··· Material provided ···

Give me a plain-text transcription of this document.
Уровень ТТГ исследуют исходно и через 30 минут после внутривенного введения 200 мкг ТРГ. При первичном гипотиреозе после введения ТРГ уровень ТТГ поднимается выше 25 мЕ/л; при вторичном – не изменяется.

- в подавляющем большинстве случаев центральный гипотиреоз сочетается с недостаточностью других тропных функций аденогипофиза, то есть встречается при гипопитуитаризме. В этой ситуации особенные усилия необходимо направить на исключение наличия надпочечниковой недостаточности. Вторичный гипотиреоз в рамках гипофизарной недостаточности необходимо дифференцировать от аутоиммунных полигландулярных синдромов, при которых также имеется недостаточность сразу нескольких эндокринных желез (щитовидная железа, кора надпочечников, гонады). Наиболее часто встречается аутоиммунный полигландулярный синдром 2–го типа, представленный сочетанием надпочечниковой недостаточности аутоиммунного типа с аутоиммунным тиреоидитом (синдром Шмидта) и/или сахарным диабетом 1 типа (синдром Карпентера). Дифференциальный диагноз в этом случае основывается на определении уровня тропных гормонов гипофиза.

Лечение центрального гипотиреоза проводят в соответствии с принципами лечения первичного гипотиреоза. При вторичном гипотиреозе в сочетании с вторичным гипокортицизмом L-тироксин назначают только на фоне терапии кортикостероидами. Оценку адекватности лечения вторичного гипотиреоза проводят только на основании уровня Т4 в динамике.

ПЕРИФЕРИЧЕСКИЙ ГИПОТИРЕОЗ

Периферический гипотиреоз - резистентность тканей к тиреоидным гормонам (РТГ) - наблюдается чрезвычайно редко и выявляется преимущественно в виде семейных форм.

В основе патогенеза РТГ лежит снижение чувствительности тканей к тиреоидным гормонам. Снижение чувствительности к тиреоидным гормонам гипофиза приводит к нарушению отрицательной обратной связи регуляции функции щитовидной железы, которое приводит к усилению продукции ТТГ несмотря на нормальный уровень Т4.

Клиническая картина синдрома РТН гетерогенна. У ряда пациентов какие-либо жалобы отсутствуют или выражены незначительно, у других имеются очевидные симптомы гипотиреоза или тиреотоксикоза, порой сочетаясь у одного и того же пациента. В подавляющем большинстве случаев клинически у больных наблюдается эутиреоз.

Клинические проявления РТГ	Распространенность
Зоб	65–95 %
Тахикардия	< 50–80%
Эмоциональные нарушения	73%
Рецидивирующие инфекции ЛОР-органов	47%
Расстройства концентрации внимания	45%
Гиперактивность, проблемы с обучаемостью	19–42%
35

···

_Stated exercise_
List each line holding the string "тиреоидным".

_Expected answer_
Периферический гипотиреоз - резистентность тканей к тиреоидным гормонам (РТГ) - наблюдается чрезвычайно редко и выявляется преимущественно в виде семейных форм.
В основе патогенеза РТГ лежит снижение чувствительности тканей к тиреоидным гормонам. Снижение чувствительности к тиреоидным гормонам гипофиза приводит к нарушению отрицательной обратной связи регуляции функции щитовидной железы, которое приводит к усилению продукции ТТГ несмотря на нормальный уровень Т4.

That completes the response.